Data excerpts
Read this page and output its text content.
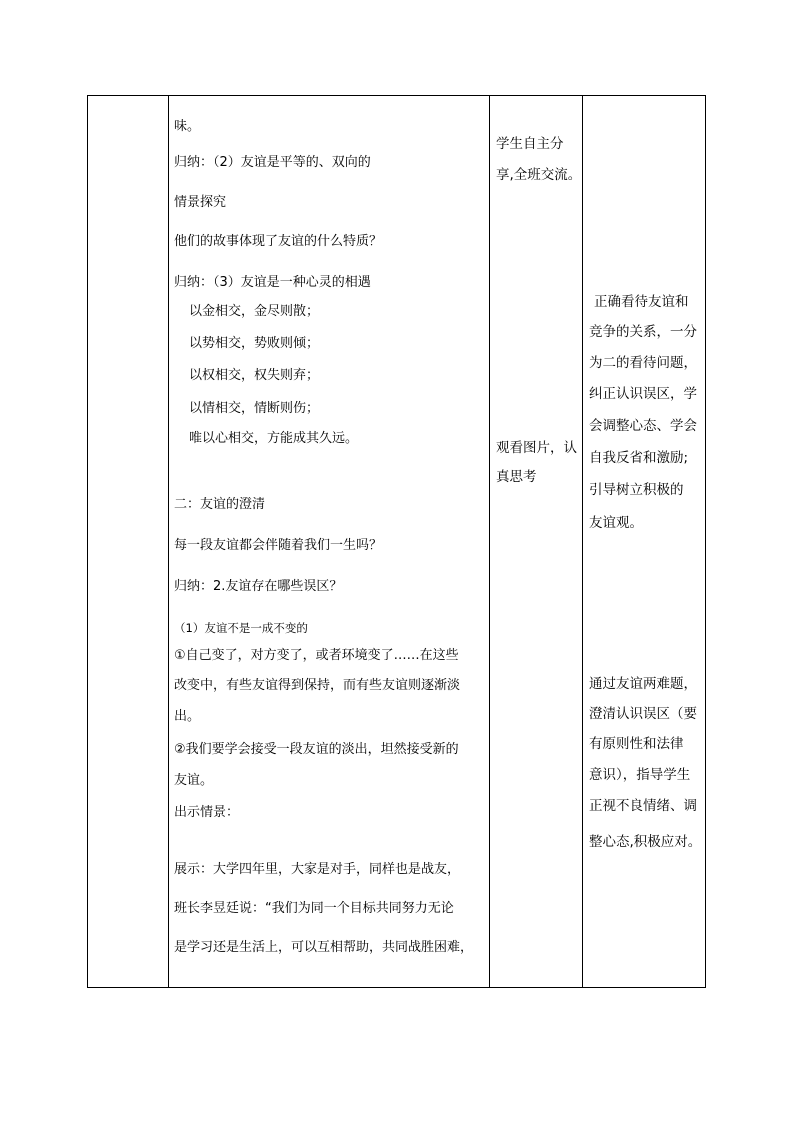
味。
归纳：（2）友谊是平等的、双向的
情景探究
他们的故事体现了友谊的什么特质？
归纳：（3）友谊是一种心灵的相遇
以金相交，金尽则散；
以势相交，势败则倾；
以权相交，权失则弃；
以情相交，情断则伤；
唯以心相交，方能成其久远。
二：友谊的澄清
每一段友谊都会伴随着我们一生吗？
归纳：2.友谊存在哪些误区？
（1）友谊不是一成不变的
①自己变了，对方变了，或者环境变了……在这些
改变中，有些友谊得到保持，而有些友谊则逐渐淡
出。
②我们要学会接受一段友谊的淡出，坦然接受新的
友谊。
出示情景：
展示：大学四年里，大家是对手，同样也是战友，
班长李昱廷说：“我们为同一个目标共同努力无论
是学习还是生活上，可以互相帮助，共同战胜困难，
学生自主分
享,全班交流。
观看图片，认
真思考
正确看待友谊和
竞争的关系，一分
为二的看待问题，
纠正认识误区，学
会调整心态、学会
自我反省和激励;
引导树立积极的
友谊观。
通过友谊两难题，
澄清认识误区（要
有原则性和法律
意识），指导学生
正视不良情绪、调
整心态,积极应对。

* _TASK DETAILS_:
Repeat the data exactly, excluding the pictures.

* _CORRECT ANSWER_:
Read this page and output its text content.
味。
归纳：（2）友谊是平等的、双向的
情景探究
他们的故事体现了友谊的什么特质？
归纳：（3）友谊是一种心灵的相遇
以金相交，金尽则散；
以势相交，势败则倾；
以权相交，权失则弃；
以情相交，情断则伤；
唯以心相交，方能成其久远。
二：友谊的澄清
每一段友谊都会伴随着我们一生吗？
归纳：2.友谊存在哪些误区？
（1）友谊不是一成不变的
①自己变了，对方变了，或者环境变了……在这些
改变中，有些友谊得到保持，而有些友谊则逐渐淡
出。
②我们要学会接受一段友谊的淡出，坦然接受新的
友谊。
出示情景：
展示：大学四年里，大家是对手，同样也是战友，
班长李昱廷说：“我们为同一个目标共同努力无论
是学习还是生活上，可以互相帮助，共同战胜困难，
学生自主分
享,全班交流。
观看图片，认
真思考
正确看待友谊和
竞争的关系，一分
为二的看待问题，
纠正认识误区，学
会调整心态、学会
自我反省和激励;
引导树立积极的
友谊观。
通过友谊两难题，
澄清认识误区（要
有原则性和法律
意识），指导学生
正视不良情绪、调
整心态,积极应对。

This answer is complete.